- [WORK TO COMPLETE]:
Extract the data exactly, missing nothing.

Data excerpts
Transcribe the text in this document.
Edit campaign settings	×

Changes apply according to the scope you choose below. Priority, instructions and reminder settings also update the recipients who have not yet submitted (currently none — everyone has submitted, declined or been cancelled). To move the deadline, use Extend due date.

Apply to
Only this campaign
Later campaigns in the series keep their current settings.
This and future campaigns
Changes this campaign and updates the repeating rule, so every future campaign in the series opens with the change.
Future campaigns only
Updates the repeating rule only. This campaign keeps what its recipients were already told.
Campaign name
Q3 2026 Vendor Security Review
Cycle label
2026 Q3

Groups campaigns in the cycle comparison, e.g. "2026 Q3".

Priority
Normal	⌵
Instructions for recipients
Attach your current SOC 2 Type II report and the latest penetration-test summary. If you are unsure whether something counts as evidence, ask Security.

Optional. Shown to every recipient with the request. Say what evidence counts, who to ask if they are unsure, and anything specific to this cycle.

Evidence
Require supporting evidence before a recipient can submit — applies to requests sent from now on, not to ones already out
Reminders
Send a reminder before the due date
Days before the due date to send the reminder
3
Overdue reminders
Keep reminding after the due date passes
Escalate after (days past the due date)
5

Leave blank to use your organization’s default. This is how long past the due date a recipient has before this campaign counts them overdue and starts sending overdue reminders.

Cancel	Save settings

- [FINAL RESULT]:
Transcribe the text in this document.
Edit campaign settings	×

Changes apply according to the scope you choose below. Priority, instructions and reminder settings also update the recipients who have not yet submitted (currently none — everyone has submitted, declined or been cancelled). To move the deadline, use Extend due date.

Apply to
Only this campaign
Later campaigns in the series keep their current settings.
This and future campaigns
Changes this campaign and updates the repeating rule, so every future campaign in the series opens with the change.
Future campaigns only
Updates the repeating rule only. This campaign keeps what its recipients were already told.
Campaign name
Q3 2026 Vendor Security Review
Cycle label
2026 Q3

Groups campaigns in the cycle comparison, e.g. "2026 Q3".

Priority
Normal	⌵
Instructions for recipients
Attach your current SOC 2 Type II report and the latest penetration-test summary. If you are unsure whether something counts as evidence, ask Security.

Optional. Shown to every recipient with the request. Say what evidence counts, who to ask if they are unsure, and anything specific to this cycle.

Evidence
Require supporting evidence before a recipient can submit — applies to requests sent from now on, not to ones already out
Reminders
Send a reminder before the due date
Days before the due date to send the reminder
3
Overdue reminders
Keep reminding after the due date passes
Escalate after (days past the due date)
5

Leave blank to use your organization’s default. This is how long past the due date a recipient has before this campaign counts them overdue and starts sending overdue reminders.

Cancel	Save settings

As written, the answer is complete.